_Exercise instructions_. Look through the listing below and give the number of lines that hold "JSON". Say nothing more.

>> BEGIN Records for the task

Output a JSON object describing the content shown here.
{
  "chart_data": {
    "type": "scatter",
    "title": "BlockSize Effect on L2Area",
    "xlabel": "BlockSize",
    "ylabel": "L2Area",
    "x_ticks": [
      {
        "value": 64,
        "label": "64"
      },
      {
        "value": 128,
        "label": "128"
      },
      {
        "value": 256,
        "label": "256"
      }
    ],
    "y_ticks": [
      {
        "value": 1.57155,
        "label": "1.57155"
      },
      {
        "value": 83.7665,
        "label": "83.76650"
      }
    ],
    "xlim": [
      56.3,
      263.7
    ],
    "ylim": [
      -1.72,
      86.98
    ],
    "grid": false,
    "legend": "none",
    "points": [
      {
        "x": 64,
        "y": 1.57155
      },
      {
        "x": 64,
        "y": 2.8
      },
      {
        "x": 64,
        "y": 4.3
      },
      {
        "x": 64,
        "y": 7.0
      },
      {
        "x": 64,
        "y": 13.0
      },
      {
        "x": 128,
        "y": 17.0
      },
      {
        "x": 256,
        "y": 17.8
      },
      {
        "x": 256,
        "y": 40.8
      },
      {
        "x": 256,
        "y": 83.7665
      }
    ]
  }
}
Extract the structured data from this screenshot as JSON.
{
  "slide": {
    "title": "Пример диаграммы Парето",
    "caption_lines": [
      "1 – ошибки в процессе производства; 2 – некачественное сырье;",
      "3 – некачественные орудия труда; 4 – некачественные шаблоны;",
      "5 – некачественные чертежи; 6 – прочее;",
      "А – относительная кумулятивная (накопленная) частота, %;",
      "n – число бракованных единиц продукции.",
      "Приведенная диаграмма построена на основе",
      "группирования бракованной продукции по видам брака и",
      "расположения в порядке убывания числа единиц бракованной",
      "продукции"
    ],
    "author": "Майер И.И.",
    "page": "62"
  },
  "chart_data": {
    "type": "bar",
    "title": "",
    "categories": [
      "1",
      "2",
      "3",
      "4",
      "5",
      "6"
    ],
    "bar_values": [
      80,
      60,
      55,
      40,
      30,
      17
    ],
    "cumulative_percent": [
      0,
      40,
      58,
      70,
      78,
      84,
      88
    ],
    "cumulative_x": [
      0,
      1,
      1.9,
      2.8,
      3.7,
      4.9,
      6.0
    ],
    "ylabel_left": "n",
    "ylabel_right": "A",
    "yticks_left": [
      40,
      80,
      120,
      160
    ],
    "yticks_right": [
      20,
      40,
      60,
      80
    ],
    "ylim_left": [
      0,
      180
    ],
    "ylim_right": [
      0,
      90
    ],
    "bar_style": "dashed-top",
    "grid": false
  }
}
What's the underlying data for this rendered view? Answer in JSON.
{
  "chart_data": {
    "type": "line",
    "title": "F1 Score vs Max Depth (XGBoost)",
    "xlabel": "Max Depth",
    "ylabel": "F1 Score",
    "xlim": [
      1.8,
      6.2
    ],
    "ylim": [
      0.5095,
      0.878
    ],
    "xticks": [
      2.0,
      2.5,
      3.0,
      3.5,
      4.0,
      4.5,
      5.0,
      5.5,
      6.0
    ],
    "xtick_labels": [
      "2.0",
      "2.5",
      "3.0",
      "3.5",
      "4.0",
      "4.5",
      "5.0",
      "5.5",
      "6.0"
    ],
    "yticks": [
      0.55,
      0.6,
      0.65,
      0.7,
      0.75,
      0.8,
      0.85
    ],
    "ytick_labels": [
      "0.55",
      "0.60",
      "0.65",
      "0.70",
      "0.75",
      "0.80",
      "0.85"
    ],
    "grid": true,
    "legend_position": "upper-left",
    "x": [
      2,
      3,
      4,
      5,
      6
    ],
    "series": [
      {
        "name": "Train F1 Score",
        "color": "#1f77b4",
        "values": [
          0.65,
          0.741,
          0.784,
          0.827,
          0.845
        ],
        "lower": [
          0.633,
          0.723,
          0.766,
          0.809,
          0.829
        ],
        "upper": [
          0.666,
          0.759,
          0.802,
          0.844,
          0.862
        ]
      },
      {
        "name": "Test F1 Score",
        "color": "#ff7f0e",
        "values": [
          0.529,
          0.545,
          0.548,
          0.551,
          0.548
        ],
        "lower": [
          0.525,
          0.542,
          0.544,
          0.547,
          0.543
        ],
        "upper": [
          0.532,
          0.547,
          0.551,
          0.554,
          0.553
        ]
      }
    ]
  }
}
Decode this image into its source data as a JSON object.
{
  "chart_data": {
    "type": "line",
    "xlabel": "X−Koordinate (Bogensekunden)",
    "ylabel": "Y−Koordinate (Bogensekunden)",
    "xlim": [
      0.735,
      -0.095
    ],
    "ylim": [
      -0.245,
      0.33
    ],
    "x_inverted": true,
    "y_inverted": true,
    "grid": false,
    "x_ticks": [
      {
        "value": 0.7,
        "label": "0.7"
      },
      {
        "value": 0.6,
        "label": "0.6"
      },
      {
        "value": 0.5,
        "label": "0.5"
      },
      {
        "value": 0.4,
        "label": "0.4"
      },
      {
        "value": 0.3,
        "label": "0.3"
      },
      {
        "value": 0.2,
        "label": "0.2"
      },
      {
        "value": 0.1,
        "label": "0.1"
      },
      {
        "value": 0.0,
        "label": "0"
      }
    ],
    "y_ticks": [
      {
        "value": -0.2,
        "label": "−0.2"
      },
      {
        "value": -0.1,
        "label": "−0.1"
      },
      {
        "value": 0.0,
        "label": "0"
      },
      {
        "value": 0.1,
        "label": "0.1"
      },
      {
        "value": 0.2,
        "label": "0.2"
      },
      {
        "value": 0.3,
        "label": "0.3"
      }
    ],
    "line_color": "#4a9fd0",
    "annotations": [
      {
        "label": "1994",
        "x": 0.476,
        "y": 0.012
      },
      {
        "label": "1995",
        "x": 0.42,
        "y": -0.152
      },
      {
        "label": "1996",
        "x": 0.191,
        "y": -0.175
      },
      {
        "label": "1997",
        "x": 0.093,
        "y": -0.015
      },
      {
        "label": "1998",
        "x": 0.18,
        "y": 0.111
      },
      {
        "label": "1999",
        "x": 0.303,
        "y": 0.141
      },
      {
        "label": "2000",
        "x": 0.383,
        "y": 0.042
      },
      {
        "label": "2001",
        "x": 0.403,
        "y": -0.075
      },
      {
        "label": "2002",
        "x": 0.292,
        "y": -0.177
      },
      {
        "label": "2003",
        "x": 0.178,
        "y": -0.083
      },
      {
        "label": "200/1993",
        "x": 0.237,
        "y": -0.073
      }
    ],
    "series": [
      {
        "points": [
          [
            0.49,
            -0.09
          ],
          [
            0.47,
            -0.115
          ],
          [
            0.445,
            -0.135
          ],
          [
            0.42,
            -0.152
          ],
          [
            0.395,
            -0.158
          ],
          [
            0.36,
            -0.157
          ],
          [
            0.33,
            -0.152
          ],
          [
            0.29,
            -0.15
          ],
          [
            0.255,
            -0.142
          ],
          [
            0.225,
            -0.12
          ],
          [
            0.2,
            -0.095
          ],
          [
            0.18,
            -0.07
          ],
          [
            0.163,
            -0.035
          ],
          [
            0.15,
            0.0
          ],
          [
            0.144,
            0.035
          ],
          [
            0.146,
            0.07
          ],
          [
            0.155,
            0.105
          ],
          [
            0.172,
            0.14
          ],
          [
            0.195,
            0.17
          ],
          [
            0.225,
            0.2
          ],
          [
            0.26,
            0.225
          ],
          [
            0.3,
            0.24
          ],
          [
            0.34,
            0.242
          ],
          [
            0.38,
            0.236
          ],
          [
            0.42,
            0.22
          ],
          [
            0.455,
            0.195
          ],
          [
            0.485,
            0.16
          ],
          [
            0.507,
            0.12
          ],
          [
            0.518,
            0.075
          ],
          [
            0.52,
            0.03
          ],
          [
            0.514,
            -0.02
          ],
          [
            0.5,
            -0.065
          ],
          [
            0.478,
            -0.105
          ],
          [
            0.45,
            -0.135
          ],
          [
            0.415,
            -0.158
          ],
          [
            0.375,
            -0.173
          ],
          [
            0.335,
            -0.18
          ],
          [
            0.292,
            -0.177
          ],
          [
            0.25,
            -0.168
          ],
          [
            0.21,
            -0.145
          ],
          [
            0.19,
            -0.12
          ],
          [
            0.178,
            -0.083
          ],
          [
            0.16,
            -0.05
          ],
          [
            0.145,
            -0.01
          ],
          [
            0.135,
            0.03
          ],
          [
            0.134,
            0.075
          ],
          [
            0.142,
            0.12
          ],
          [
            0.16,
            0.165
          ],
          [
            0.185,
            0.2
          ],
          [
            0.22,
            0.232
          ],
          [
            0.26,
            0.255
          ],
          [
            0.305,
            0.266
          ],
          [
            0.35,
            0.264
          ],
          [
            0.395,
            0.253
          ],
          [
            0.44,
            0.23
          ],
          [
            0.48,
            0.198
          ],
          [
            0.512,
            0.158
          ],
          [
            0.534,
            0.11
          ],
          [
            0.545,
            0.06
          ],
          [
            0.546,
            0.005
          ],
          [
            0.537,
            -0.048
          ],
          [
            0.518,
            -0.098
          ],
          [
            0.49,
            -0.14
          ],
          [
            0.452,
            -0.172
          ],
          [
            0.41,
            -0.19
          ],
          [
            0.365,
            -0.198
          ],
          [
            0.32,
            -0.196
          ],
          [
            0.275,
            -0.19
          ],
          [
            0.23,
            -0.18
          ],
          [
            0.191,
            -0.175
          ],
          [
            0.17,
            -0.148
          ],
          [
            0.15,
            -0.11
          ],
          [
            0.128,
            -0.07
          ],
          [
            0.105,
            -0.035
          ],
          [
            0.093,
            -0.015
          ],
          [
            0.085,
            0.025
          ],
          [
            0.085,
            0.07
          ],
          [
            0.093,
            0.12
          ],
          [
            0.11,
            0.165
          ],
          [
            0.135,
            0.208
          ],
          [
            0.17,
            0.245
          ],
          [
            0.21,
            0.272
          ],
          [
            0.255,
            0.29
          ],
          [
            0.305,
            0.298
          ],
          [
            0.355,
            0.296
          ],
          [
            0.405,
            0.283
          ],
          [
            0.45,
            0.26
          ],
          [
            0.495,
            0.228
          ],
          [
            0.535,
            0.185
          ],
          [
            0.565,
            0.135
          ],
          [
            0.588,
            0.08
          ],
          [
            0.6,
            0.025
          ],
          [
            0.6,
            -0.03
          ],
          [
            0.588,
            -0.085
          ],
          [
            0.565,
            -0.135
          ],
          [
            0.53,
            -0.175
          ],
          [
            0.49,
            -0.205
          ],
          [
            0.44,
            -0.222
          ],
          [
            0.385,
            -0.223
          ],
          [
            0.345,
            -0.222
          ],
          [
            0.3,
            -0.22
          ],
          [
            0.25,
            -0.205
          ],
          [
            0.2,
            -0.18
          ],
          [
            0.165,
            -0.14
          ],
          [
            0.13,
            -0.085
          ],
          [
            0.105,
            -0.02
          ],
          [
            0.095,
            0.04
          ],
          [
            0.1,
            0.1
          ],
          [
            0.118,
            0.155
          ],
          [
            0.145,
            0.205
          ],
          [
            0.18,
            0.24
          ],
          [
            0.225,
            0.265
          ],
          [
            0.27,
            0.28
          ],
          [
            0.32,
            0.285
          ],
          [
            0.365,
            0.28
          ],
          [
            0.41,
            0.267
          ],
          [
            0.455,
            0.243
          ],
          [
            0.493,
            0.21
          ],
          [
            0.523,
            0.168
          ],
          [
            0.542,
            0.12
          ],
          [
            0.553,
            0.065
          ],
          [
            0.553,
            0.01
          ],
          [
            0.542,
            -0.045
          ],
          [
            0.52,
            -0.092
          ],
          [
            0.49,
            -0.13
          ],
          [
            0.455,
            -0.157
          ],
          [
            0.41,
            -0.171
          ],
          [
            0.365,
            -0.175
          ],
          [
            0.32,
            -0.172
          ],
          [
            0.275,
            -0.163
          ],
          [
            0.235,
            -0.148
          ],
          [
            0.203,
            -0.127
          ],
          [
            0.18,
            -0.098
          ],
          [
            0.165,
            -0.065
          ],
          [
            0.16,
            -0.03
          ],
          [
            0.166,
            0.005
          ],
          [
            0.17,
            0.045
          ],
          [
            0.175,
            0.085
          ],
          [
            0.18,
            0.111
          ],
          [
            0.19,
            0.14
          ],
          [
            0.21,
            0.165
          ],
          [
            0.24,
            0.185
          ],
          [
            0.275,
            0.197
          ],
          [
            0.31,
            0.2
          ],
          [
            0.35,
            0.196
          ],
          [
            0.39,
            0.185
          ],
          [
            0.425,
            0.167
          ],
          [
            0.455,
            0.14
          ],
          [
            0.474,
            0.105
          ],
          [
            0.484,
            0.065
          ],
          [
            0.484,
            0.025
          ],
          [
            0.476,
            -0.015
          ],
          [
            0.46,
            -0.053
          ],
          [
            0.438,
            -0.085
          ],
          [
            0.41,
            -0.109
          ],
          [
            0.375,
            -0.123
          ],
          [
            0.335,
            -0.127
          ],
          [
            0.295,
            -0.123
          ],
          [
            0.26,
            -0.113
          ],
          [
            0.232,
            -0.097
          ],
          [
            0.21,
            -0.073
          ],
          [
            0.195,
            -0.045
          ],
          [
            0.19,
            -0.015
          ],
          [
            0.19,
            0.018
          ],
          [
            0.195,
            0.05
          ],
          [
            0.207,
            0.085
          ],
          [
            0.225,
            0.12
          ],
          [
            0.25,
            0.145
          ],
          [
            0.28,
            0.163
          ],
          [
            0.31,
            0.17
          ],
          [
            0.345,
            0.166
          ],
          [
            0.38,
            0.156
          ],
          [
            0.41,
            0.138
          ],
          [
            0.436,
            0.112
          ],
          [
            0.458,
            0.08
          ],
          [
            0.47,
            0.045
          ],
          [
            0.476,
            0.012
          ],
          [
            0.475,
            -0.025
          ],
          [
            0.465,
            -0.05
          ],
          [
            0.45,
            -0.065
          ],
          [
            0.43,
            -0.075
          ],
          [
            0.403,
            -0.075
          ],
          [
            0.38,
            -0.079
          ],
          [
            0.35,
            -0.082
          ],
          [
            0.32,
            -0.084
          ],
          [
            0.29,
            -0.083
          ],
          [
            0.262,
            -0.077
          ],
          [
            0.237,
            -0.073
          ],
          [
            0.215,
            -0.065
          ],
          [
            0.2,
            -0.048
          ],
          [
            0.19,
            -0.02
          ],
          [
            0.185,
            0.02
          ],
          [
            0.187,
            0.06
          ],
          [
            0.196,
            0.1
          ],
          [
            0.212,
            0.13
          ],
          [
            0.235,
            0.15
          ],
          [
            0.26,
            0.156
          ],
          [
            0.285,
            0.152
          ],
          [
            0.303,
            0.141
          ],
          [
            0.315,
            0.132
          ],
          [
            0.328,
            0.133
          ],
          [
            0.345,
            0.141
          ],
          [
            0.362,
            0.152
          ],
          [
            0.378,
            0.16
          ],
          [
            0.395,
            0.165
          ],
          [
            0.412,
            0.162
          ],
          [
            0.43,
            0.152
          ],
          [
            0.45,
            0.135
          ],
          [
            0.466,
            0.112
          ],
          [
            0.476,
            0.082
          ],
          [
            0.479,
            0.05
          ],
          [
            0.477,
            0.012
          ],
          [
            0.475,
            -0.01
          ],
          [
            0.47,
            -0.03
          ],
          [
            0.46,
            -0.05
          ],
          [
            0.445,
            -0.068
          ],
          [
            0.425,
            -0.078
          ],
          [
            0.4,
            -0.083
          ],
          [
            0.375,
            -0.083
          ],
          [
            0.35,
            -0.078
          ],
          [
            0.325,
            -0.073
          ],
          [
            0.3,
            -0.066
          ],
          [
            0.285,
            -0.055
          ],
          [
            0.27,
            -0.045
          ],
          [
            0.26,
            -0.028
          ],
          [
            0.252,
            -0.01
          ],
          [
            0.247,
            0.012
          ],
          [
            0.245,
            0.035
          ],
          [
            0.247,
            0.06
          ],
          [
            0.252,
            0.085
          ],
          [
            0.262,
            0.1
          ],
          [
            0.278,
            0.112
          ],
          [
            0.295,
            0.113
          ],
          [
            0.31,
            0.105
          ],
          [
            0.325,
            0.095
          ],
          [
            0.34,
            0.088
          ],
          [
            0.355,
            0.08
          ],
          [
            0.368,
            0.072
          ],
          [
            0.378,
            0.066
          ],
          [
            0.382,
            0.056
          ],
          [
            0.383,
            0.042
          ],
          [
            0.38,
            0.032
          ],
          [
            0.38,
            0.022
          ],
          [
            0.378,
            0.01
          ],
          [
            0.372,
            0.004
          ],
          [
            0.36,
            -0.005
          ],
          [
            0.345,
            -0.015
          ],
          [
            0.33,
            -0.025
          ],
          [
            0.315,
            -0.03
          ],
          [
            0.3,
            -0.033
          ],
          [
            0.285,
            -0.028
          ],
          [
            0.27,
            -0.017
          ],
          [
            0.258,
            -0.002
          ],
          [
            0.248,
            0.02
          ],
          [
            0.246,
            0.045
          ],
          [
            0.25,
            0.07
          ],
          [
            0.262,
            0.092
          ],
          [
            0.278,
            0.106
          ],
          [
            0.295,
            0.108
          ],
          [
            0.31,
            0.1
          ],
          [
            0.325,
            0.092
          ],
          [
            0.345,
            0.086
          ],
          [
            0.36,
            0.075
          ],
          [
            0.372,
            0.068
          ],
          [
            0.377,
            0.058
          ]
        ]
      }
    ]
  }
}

>> END Records for the task

_The solution_. 4